§ Exercise objective
Print, exactly and completely, every entry in the data.

Structured figure records
■ ■ ■ ■ ■ ■ ■

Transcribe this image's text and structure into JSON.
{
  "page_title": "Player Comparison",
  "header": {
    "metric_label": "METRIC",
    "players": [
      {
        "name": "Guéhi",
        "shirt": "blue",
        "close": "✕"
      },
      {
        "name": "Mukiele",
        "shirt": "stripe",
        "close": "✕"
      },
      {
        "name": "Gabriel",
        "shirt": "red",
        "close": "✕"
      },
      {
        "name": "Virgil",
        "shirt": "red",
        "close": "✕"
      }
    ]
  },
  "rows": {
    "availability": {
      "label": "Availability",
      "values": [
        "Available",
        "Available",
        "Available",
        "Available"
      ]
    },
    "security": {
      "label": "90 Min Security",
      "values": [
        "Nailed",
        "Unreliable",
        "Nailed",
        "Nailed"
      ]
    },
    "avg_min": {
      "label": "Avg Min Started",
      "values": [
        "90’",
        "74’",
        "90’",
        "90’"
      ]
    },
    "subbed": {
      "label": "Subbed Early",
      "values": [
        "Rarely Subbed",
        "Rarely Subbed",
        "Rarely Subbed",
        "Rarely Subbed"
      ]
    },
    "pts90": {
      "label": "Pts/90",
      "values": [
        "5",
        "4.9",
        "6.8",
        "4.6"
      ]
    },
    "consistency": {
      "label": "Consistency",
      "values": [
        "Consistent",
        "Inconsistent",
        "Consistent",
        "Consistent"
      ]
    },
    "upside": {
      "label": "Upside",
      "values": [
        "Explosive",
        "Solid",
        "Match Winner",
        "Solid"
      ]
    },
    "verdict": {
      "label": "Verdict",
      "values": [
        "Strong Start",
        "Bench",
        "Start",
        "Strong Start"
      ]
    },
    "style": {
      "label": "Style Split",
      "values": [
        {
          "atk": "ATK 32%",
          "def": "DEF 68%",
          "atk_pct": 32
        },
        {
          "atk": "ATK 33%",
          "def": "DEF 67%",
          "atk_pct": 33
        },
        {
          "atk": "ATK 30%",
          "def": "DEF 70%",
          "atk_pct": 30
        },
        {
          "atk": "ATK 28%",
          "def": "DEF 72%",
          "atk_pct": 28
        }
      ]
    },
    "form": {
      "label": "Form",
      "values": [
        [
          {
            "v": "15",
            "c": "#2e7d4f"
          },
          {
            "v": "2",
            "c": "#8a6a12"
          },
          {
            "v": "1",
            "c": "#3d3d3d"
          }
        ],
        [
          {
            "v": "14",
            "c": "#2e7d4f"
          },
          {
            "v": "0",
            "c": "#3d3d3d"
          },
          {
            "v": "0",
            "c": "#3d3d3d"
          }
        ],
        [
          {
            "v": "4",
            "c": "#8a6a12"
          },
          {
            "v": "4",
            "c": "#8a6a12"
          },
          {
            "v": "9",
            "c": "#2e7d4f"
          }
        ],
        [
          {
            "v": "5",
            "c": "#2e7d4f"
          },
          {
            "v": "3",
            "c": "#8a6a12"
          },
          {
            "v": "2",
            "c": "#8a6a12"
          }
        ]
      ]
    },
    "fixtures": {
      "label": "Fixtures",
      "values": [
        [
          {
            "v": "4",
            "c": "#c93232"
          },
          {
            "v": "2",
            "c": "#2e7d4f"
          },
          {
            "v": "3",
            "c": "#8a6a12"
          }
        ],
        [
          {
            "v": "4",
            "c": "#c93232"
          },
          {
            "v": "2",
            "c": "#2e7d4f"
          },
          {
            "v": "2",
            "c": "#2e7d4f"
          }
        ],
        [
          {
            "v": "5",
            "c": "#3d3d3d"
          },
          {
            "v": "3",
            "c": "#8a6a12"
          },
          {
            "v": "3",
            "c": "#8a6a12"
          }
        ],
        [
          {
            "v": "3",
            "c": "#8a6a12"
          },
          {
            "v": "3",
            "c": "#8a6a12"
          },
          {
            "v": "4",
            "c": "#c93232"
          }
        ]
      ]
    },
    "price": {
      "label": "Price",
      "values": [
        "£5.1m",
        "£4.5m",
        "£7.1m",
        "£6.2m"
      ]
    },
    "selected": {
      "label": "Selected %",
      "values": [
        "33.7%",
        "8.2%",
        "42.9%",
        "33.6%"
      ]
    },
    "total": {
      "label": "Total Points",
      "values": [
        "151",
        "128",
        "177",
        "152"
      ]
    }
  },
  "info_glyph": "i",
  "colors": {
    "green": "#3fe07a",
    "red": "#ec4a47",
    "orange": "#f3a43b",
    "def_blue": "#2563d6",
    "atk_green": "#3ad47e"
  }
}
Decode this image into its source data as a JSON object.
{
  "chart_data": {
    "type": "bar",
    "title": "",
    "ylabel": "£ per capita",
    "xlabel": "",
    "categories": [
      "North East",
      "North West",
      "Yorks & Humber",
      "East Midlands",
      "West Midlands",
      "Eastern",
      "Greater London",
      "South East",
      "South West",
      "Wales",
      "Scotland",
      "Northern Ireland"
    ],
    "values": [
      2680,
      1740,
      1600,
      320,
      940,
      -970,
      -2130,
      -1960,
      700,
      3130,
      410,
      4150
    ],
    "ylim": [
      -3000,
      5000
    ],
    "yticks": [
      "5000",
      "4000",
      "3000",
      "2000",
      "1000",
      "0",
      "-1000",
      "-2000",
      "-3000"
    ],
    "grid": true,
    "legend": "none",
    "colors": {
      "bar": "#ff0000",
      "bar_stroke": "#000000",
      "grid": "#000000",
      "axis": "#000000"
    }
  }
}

■ ■ ■ ■ ■ ■ ■

§ Result of this exercise
Transcribe this image's text and structure into JSON.
{
  "page_title": "Player Comparison",
  "header": {
    "metric_label": "METRIC",
    "players": [
      {
        "name": "Guéhi",
        "shirt": "blue",
        "close": "✕"
      },
      {
        "name": "Mukiele",
        "shirt": "stripe",
        "close": "✕"
      },
      {
        "name": "Gabriel",
        "shirt": "red",
        "close": "✕"
      },
      {
        "name": "Virgil",
        "shirt": "red",
        "close": "✕"
      }
    ]
  },
  "rows": {
    "availability": {
      "label": "Availability",
      "values": [
        "Available",
        "Available",
        "Available",
        "Available"
      ]
    },
    "security": {
      "label": "90 Min Security",
      "values": [
        "Nailed",
        "Unreliable",
        "Nailed",
        "Nailed"
      ]
    },
    "avg_min": {
      "label": "Avg Min Started",
      "values": [
        "90’",
        "74’",
        "90’",
        "90’"
      ]
    },
    "subbed": {
      "label": "Subbed Early",
      "values": [
        "Rarely Subbed",
        "Rarely Subbed",
        "Rarely Subbed",
        "Rarely Subbed"
      ]
    },
    "pts90": {
      "label": "Pts/90",
      "values": [
        "5",
        "4.9",
        "6.8",
        "4.6"
      ]
    },
    "consistency": {
      "label": "Consistency",
      "values": [
        "Consistent",
        "Inconsistent",
        "Consistent",
        "Consistent"
      ]
    },
    "upside": {
      "label": "Upside",
      "values": [
        "Explosive",
        "Solid",
        "Match Winner",
        "Solid"
      ]
    },
    "verdict": {
      "label": "Verdict",
      "values": [
        "Strong Start",
        "Bench",
        "Start",
        "Strong Start"
      ]
    },
    "style": {
      "label": "Style Split",
      "values": [
        {
          "atk": "ATK 32%",
          "def": "DEF 68%",
          "atk_pct": 32
        },
        {
          "atk": "ATK 33%",
          "def": "DEF 67%",
          "atk_pct": 33
        },
        {
          "atk": "ATK 30%",
          "def": "DEF 70%",
          "atk_pct": 30
        },
        {
          "atk": "ATK 28%",
          "def": "DEF 72%",
          "atk_pct": 28
        }
      ]
    },
    "form": {
      "label": "Form",
      "values": [
        [
          {
            "v": "15",
            "c": "#2e7d4f"
          },
          {
            "v": "2",
            "c": "#8a6a12"
          },
          {
            "v": "1",
            "c": "#3d3d3d"
          }
        ],
        [
          {
            "v": "14",
            "c": "#2e7d4f"
          },
          {
            "v": "0",
            "c": "#3d3d3d"
          },
          {
            "v": "0",
            "c": "#3d3d3d"
          }
        ],
        [
          {
            "v": "4",
            "c": "#8a6a12"
          },
          {
            "v": "4",
            "c": "#8a6a12"
          },
          {
            "v": "9",
            "c": "#2e7d4f"
          }
        ],
        [
          {
            "v": "5",
            "c": "#2e7d4f"
          },
          {
            "v": "3",
            "c": "#8a6a12"
          },
          {
            "v": "2",
            "c": "#8a6a12"
          }
        ]
      ]
    },
    "fixtures": {
      "label": "Fixtures",
      "values": [
        [
          {
            "v": "4",
            "c": "#c93232"
          },
          {
            "v": "2",
            "c": "#2e7d4f"
          },
          {
            "v": "3",
            "c": "#8a6a12"
          }
        ],
        [
          {
            "v": "4",
            "c": "#c93232"
          },
          {
            "v": "2",
            "c": "#2e7d4f"
          },
          {
            "v": "2",
            "c": "#2e7d4f"
          }
        ],
        [
          {
            "v": "5",
            "c": "#3d3d3d"
          },
          {
            "v": "3",
            "c": "#8a6a12"
          },
          {
            "v": "3",
            "c": "#8a6a12"
          }
        ],
        [
          {
            "v": "3",
            "c": "#8a6a12"
          },
          {
            "v": "3",
            "c": "#8a6a12"
          },
          {
            "v": "4",
            "c": "#c93232"
          }
        ]
      ]
    },
    "price": {
      "label": "Price",
      "values": [
        "£5.1m",
        "£4.5m",
        "£7.1m",
        "£6.2m"
      ]
    },
    "selected": {
      "label": "Selected %",
      "values": [
        "33.7%",
        "8.2%",
        "42.9%",
        "33.6%"
      ]
    },
    "total": {
      "label": "Total Points",
      "values": [
        "151",
        "128",
        "177",
        "152"
      ]
    }
  },
  "info_glyph": "i",
  "colors": {
    "green": "#3fe07a",
    "red": "#ec4a47",
    "orange": "#f3a43b",
    "def_blue": "#2563d6",
    "atk_green": "#3ad47e"
  }
}
Decode this image into its source data as a JSON object.
{
  "chart_data": {
    "type": "bar",
    "title": "",
    "ylabel": "£ per capita",
    "xlabel": "",
    "categories": [
      "North East",
      "North West",
      "Yorks & Humber",
      "East Midlands",
      "West Midlands",
      "Eastern",
      "Greater London",
      "South East",
      "South West",
      "Wales",
      "Scotland",
      "Northern Ireland"
    ],
    "values": [
      2680,
      1740,
      1600,
      320,
      940,
      -970,
      -2130,
      -1960,
      700,
      3130,
      410,
      4150
    ],
    "ylim": [
      -3000,
      5000
    ],
    "yticks": [
      "5000",
      "4000",
      "3000",
      "2000",
      "1000",
      "0",
      "-1000",
      "-2000",
      "-3000"
    ],
    "grid": true,
    "legend": "none",
    "colors": {
      "bar": "#ff0000",
      "bar_stroke": "#000000",
      "grid": "#000000",
      "axis": "#000000"
    }
  }
}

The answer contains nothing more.